-- Start of GIVEN RECORDS --

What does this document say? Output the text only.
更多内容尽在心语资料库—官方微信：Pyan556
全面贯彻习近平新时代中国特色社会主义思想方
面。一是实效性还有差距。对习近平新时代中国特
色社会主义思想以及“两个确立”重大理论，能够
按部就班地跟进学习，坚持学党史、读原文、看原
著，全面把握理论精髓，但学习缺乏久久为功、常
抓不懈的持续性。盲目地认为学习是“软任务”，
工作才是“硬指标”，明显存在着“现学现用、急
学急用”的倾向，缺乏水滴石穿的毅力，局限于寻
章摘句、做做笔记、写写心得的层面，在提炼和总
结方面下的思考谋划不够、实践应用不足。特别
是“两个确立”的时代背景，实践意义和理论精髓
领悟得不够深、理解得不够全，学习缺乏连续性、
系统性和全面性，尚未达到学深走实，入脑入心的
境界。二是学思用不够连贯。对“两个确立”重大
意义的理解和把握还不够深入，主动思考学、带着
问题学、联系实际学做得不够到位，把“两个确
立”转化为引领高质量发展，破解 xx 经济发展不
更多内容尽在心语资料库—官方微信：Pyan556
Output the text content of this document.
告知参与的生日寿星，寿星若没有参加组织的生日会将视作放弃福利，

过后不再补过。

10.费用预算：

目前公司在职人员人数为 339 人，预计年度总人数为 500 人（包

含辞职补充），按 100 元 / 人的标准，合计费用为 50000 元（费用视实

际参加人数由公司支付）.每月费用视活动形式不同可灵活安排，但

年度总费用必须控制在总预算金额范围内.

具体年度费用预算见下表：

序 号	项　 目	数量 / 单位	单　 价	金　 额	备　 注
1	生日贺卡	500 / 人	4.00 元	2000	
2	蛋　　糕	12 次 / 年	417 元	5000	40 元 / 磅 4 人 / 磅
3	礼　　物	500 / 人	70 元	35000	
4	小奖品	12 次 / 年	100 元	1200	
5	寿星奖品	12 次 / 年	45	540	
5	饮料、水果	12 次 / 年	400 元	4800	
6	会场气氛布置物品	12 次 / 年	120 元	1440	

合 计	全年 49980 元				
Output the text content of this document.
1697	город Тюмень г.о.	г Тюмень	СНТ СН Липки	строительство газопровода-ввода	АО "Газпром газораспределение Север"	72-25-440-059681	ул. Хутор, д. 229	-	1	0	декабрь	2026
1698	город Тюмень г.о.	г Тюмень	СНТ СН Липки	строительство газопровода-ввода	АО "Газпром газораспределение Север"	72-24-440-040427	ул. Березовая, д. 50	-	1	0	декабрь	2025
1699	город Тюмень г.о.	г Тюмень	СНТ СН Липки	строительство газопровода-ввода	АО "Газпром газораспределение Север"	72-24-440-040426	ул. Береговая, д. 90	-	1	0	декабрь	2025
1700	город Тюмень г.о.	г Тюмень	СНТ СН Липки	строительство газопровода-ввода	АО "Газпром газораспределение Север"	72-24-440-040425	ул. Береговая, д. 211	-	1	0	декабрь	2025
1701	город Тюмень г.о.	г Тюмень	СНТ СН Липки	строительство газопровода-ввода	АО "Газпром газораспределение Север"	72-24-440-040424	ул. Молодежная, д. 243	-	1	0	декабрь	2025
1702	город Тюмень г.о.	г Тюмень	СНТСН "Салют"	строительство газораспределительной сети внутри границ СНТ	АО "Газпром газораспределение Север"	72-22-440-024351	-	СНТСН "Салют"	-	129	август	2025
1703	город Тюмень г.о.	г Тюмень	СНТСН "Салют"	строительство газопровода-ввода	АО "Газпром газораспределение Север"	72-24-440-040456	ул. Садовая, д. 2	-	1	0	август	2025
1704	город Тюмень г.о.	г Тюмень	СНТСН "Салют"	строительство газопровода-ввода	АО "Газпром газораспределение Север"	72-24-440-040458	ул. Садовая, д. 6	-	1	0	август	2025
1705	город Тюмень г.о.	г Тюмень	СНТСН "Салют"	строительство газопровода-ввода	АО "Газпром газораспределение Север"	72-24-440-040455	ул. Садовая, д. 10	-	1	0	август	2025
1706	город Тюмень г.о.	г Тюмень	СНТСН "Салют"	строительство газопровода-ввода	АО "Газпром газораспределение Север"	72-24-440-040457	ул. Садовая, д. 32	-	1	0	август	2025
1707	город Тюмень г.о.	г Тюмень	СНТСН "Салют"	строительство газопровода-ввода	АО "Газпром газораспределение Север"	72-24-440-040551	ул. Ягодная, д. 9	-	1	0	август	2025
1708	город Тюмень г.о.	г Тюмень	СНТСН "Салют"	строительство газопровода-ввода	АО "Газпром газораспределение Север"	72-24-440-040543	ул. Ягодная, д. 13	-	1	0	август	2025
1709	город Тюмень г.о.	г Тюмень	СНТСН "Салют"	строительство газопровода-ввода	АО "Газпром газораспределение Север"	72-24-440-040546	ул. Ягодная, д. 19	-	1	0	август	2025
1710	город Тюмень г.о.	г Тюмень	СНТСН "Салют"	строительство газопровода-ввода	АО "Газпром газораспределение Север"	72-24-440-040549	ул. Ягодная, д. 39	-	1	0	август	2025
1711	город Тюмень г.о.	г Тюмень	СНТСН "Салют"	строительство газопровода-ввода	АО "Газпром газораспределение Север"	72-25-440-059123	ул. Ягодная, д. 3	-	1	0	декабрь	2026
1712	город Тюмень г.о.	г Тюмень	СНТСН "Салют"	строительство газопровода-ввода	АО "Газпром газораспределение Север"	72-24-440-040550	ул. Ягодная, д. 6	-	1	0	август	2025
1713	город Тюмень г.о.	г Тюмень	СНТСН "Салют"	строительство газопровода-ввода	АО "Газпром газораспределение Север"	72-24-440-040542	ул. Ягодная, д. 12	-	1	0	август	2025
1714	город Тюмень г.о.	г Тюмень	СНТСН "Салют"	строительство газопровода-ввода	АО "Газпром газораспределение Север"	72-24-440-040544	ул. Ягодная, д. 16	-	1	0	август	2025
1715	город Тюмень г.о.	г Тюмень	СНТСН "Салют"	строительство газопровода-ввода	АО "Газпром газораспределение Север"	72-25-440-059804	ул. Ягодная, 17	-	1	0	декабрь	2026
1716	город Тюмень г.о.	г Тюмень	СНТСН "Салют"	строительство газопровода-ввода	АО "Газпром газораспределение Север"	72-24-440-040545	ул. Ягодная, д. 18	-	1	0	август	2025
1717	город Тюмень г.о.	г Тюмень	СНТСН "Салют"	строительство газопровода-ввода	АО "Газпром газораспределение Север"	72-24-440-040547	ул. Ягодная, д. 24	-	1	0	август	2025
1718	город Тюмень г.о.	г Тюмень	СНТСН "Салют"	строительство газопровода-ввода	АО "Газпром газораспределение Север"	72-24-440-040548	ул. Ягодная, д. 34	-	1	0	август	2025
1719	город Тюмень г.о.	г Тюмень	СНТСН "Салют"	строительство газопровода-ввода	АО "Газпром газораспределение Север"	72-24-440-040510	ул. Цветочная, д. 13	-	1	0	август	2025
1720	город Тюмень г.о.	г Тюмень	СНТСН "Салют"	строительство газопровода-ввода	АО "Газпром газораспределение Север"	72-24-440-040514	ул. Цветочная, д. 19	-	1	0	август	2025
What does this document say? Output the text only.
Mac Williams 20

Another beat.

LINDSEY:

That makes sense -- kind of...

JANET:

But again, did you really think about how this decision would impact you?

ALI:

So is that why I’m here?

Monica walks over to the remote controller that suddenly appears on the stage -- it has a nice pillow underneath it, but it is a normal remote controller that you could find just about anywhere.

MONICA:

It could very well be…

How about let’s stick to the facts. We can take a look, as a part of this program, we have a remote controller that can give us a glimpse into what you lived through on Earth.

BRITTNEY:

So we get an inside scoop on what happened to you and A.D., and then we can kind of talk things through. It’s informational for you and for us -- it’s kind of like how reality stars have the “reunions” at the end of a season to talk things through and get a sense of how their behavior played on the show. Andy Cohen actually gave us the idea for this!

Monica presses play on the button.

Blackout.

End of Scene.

-- End of GIVEN RECORDS --

--- TO DO ---
Extract every line containing the string "Цветочная" from the material.

--- REPLY TO THE TASK ---
1719	город Тюмень г.о.	г Тюмень	СНТСН "Салют"	строительство газопровода-ввода	АО "Газпром газораспределение Север"	72-24-440-040510	ул. Цветочная, д. 13	-	1	0	август	2025
1720	город Тюмень г.о.	г Тюмень	СНТСН "Салют"	строительство газопровода-ввода	АО "Газпром газораспределение Север"	72-24-440-040514	ул. Цветочная, д. 19	-	1	0	август	2025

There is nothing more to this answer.